### [Problem details]
Take the entries below and print all of them exactly, please.

### [Stored rows]
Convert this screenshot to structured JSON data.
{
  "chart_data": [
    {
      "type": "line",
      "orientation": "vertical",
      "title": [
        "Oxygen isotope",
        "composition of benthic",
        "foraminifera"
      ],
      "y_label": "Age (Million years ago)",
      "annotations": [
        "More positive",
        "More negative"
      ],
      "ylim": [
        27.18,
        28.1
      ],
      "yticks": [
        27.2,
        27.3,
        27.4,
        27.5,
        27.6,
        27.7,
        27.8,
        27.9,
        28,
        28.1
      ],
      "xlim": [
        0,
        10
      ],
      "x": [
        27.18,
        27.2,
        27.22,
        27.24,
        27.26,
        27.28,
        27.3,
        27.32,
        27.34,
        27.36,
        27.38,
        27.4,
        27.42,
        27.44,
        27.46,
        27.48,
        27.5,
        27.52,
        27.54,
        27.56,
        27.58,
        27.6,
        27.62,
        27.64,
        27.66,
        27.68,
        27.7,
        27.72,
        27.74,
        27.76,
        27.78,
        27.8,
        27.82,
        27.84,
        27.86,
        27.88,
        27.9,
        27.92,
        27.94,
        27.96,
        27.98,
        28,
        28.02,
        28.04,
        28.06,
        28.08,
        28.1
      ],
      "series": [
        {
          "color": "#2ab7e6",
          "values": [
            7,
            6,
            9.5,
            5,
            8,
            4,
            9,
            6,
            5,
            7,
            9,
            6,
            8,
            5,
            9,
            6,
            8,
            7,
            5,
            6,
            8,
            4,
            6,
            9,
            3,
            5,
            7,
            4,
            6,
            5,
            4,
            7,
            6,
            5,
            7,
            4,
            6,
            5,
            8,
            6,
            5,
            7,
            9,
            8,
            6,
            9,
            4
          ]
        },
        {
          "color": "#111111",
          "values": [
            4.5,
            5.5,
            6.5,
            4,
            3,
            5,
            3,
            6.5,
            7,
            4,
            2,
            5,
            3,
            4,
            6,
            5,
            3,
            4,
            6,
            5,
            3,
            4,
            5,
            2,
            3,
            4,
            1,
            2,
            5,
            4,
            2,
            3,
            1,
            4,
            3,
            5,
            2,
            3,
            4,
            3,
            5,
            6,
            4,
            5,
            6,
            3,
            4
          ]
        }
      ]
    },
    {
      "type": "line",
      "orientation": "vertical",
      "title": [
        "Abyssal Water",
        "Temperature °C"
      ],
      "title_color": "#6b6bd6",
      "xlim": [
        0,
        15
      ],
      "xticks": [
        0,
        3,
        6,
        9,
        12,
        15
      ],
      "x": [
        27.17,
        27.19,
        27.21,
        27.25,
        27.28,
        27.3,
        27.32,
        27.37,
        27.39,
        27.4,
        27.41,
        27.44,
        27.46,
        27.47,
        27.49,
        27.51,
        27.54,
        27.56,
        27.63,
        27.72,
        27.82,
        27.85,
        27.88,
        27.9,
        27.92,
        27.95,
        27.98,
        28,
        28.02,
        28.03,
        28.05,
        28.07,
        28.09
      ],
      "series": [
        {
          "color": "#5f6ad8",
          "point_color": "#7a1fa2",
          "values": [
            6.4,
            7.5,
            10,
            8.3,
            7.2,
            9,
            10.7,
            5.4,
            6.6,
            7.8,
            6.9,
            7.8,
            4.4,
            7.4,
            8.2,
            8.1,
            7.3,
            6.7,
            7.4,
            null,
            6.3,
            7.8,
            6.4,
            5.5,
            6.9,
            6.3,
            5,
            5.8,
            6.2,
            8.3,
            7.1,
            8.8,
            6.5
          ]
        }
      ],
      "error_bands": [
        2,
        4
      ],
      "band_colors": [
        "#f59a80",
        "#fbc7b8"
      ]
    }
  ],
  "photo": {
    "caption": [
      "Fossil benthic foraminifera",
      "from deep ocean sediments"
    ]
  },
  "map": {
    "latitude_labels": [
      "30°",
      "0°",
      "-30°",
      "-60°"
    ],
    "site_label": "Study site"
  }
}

### [Final result]
Convert this screenshot to structured JSON data.
{
  "chart_data": [
    {
      "type": "line",
      "orientation": "vertical",
      "title": [
        "Oxygen isotope",
        "composition of benthic",
        "foraminifera"
      ],
      "y_label": "Age (Million years ago)",
      "annotations": [
        "More positive",
        "More negative"
      ],
      "ylim": [
        27.18,
        28.1
      ],
      "yticks": [
        27.2,
        27.3,
        27.4,
        27.5,
        27.6,
        27.7,
        27.8,
        27.9,
        28,
        28.1
      ],
      "xlim": [
        0,
        10
      ],
      "x": [
        27.18,
        27.2,
        27.22,
        27.24,
        27.26,
        27.28,
        27.3,
        27.32,
        27.34,
        27.36,
        27.38,
        27.4,
        27.42,
        27.44,
        27.46,
        27.48,
        27.5,
        27.52,
        27.54,
        27.56,
        27.58,
        27.6,
        27.62,
        27.64,
        27.66,
        27.68,
        27.7,
        27.72,
        27.74,
        27.76,
        27.78,
        27.8,
        27.82,
        27.84,
        27.86,
        27.88,
        27.9,
        27.92,
        27.94,
        27.96,
        27.98,
        28,
        28.02,
        28.04,
        28.06,
        28.08,
        28.1
      ],
      "series": [
        {
          "color": "#2ab7e6",
          "values": [
            7,
            6,
            9.5,
            5,
            8,
            4,
            9,
            6,
            5,
            7,
            9,
            6,
            8,
            5,
            9,
            6,
            8,
            7,
            5,
            6,
            8,
            4,
            6,
            9,
            3,
            5,
            7,
            4,
            6,
            5,
            4,
            7,
            6,
            5,
            7,
            4,
            6,
            5,
            8,
            6,
            5,
            7,
            9,
            8,
            6,
            9,
            4
          ]
        },
        {
          "color": "#111111",
          "values": [
            4.5,
            5.5,
            6.5,
            4,
            3,
            5,
            3,
            6.5,
            7,
            4,
            2,
            5,
            3,
            4,
            6,
            5,
            3,
            4,
            6,
            5,
            3,
            4,
            5,
            2,
            3,
            4,
            1,
            2,
            5,
            4,
            2,
            3,
            1,
            4,
            3,
            5,
            2,
            3,
            4,
            3,
            5,
            6,
            4,
            5,
            6,
            3,
            4
          ]
        }
      ]
    },
    {
      "type": "line",
      "orientation": "vertical",
      "title": [
        "Abyssal Water",
        "Temperature °C"
      ],
      "title_color": "#6b6bd6",
      "xlim": [
        0,
        15
      ],
      "xticks": [
        0,
        3,
        6,
        9,
        12,
        15
      ],
      "x": [
        27.17,
        27.19,
        27.21,
        27.25,
        27.28,
        27.3,
        27.32,
        27.37,
        27.39,
        27.4,
        27.41,
        27.44,
        27.46,
        27.47,
        27.49,
        27.51,
        27.54,
        27.56,
        27.63,
        27.72,
        27.82,
        27.85,
        27.88,
        27.9,
        27.92,
        27.95,
        27.98,
        28,
        28.02,
        28.03,
        28.05,
        28.07,
        28.09
      ],
      "series": [
        {
          "color": "#5f6ad8",
          "point_color": "#7a1fa2",
          "values": [
            6.4,
            7.5,
            10,
            8.3,
            7.2,
            9,
            10.7,
            5.4,
            6.6,
            7.8,
            6.9,
            7.8,
            4.4,
            7.4,
            8.2,
            8.1,
            7.3,
            6.7,
            7.4,
            null,
            6.3,
            7.8,
            6.4,
            5.5,
            6.9,
            6.3,
            5,
            5.8,
            6.2,
            8.3,
            7.1,
            8.8,
            6.5
          ]
        }
      ],
      "error_bands": [
        2,
        4
      ],
      "band_colors": [
        "#f59a80",
        "#fbc7b8"
      ]
    }
  ],
  "photo": {
    "caption": [
      "Fossil benthic foraminifera",
      "from deep ocean sediments"
    ]
  },
  "map": {
    "latitude_labels": [
      "30°",
      "0°",
      "-30°",
      "-60°"
    ],
    "site_label": "Study site"
  }
}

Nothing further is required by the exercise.